### Requirements
Reproduce each line of the material precisely.

### Data listing
——

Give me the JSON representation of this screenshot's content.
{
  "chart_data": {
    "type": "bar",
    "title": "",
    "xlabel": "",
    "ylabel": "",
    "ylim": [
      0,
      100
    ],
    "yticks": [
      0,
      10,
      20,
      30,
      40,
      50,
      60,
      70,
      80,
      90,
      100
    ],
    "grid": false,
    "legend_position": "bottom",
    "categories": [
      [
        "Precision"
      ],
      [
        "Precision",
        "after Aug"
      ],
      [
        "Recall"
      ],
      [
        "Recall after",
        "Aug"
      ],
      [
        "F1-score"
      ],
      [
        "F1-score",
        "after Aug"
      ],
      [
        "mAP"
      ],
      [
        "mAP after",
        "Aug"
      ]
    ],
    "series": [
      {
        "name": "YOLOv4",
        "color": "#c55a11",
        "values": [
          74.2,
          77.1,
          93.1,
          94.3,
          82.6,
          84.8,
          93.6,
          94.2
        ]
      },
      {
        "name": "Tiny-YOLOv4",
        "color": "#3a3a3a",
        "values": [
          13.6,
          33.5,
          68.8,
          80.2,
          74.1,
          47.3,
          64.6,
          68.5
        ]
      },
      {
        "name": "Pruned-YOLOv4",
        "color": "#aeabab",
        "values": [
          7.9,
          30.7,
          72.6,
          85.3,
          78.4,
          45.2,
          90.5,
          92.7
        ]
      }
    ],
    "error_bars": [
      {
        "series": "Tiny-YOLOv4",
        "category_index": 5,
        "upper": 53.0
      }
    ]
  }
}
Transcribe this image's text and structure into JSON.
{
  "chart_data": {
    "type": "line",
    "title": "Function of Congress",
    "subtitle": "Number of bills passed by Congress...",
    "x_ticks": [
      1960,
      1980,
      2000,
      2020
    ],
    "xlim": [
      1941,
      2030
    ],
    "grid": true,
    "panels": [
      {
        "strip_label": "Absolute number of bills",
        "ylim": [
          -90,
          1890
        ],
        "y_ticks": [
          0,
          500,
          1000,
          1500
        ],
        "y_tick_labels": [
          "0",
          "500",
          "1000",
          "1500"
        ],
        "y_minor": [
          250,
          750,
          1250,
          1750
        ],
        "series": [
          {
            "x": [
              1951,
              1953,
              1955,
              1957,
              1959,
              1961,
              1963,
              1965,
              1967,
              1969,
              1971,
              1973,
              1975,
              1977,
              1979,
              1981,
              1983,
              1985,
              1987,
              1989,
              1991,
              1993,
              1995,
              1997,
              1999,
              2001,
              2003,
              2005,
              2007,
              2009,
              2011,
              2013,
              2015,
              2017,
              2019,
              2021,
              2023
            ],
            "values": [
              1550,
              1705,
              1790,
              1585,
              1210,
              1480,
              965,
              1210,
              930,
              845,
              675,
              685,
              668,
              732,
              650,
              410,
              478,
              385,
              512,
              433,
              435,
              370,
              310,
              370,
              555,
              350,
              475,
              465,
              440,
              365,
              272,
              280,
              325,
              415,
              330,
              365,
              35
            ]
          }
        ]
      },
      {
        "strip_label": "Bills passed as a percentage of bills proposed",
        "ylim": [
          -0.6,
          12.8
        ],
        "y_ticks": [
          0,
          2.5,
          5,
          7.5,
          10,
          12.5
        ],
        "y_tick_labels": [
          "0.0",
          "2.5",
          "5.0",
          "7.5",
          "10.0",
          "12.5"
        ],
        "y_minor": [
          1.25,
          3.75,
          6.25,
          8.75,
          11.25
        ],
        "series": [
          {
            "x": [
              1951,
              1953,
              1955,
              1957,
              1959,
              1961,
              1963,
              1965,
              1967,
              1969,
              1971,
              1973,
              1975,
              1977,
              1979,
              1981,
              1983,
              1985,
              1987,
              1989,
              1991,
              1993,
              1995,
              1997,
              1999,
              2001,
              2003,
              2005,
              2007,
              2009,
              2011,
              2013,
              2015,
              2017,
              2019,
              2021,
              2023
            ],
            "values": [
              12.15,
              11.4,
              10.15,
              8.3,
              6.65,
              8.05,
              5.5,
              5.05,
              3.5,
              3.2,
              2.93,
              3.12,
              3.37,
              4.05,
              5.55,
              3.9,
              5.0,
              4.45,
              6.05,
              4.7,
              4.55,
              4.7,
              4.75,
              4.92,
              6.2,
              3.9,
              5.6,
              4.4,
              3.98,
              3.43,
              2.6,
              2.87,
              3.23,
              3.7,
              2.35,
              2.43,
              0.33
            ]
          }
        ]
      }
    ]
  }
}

——

### Full response
Give me the JSON representation of this screenshot's content.
{
  "chart_data": {
    "type": "bar",
    "title": "",
    "xlabel": "",
    "ylabel": "",
    "ylim": [
      0,
      100
    ],
    "yticks": [
      0,
      10,
      20,
      30,
      40,
      50,
      60,
      70,
      80,
      90,
      100
    ],
    "grid": false,
    "legend_position": "bottom",
    "categories": [
      [
        "Precision"
      ],
      [
        "Precision",
        "after Aug"
      ],
      [
        "Recall"
      ],
      [
        "Recall after",
        "Aug"
      ],
      [
        "F1-score"
      ],
      [
        "F1-score",
        "after Aug"
      ],
      [
        "mAP"
      ],
      [
        "mAP after",
        "Aug"
      ]
    ],
    "series": [
      {
        "name": "YOLOv4",
        "color": "#c55a11",
        "values": [
          74.2,
          77.1,
          93.1,
          94.3,
          82.6,
          84.8,
          93.6,
          94.2
        ]
      },
      {
        "name": "Tiny-YOLOv4",
        "color": "#3a3a3a",
        "values": [
          13.6,
          33.5,
          68.8,
          80.2,
          74.1,
          47.3,
          64.6,
          68.5
        ]
      },
      {
        "name": "Pruned-YOLOv4",
        "color": "#aeabab",
        "values": [
          7.9,
          30.7,
          72.6,
          85.3,
          78.4,
          45.2,
          90.5,
          92.7
        ]
      }
    ],
    "error_bars": [
      {
        "series": "Tiny-YOLOv4",
        "category_index": 5,
        "upper": 53.0
      }
    ]
  }
}
Transcribe this image's text and structure into JSON.
{
  "chart_data": {
    "type": "line",
    "title": "Function of Congress",
    "subtitle": "Number of bills passed by Congress...",
    "x_ticks": [
      1960,
      1980,
      2000,
      2020
    ],
    "xlim": [
      1941,
      2030
    ],
    "grid": true,
    "panels": [
      {
        "strip_label": "Absolute number of bills",
        "ylim": [
          -90,
          1890
        ],
        "y_ticks": [
          0,
          500,
          1000,
          1500
        ],
        "y_tick_labels": [
          "0",
          "500",
          "1000",
          "1500"
        ],
        "y_minor": [
          250,
          750,
          1250,
          1750
        ],
        "series": [
          {
            "x": [
              1951,
              1953,
              1955,
              1957,
              1959,
              1961,
              1963,
              1965,
              1967,
              1969,
              1971,
              1973,
              1975,
              1977,
              1979,
              1981,
              1983,
              1985,
              1987,
              1989,
              1991,
              1993,
              1995,
              1997,
              1999,
              2001,
              2003,
              2005,
              2007,
              2009,
              2011,
              2013,
              2015,
              2017,
              2019,
              2021,
              2023
            ],
            "values": [
              1550,
              1705,
              1790,
              1585,
              1210,
              1480,
              965,
              1210,
              930,
              845,
              675,
              685,
              668,
              732,
              650,
              410,
              478,
              385,
              512,
              433,
              435,
              370,
              310,
              370,
              555,
              350,
              475,
              465,
              440,
              365,
              272,
              280,
              325,
              415,
              330,
              365,
              35
            ]
          }
        ]
      },
      {
        "strip_label": "Bills passed as a percentage of bills proposed",
        "ylim": [
          -0.6,
          12.8
        ],
        "y_ticks": [
          0,
          2.5,
          5,
          7.5,
          10,
          12.5
        ],
        "y_tick_labels": [
          "0.0",
          "2.5",
          "5.0",
          "7.5",
          "10.0",
          "12.5"
        ],
        "y_minor": [
          1.25,
          3.75,
          6.25,
          8.75,
          11.25
        ],
        "series": [
          {
            "x": [
              1951,
              1953,
              1955,
              1957,
              1959,
              1961,
              1963,
              1965,
              1967,
              1969,
              1971,
              1973,
              1975,
              1977,
              1979,
              1981,
              1983,
              1985,
              1987,
              1989,
              1991,
              1993,
              1995,
              1997,
              1999,
              2001,
              2003,
              2005,
              2007,
              2009,
              2011,
              2013,
              2015,
              2017,
              2019,
              2021,
              2023
            ],
            "values": [
              12.15,
              11.4,
              10.15,
              8.3,
              6.65,
              8.05,
              5.5,
              5.05,
              3.5,
              3.2,
              2.93,
              3.12,
              3.37,
              4.05,
              5.55,
              3.9,
              5.0,
              4.45,
              6.05,
              4.7,
              4.55,
              4.7,
              4.75,
              4.92,
              6.2,
              3.9,
              5.6,
              4.4,
              3.98,
              3.43,
              2.6,
              2.87,
              3.23,
              3.7,
              2.35,
              2.43,
              0.33
            ]
          }
        ]
      }
    ]
  }
}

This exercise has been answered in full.